--- Provided material ---

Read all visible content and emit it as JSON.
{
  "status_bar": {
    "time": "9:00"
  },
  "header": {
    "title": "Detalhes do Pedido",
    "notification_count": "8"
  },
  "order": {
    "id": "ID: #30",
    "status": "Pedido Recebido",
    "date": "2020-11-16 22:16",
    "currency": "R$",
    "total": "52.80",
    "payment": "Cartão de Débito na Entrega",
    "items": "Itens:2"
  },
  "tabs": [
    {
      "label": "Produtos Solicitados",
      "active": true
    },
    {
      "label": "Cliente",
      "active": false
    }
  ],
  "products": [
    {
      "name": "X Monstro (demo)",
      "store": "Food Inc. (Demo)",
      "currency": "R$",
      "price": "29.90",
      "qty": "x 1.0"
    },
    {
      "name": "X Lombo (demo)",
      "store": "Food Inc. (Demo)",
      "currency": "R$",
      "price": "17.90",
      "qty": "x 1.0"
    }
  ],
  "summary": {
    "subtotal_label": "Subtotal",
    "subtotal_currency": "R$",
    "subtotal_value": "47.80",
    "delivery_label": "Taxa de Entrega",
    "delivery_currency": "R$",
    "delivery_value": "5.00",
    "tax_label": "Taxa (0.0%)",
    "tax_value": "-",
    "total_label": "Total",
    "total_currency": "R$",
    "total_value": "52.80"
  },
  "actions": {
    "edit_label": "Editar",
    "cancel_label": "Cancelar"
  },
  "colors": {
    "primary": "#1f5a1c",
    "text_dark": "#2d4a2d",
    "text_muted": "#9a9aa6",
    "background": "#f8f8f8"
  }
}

---

> What the task asks
Give only the number of lines in the data that include the string "Taxa".

> Response to this exercise
2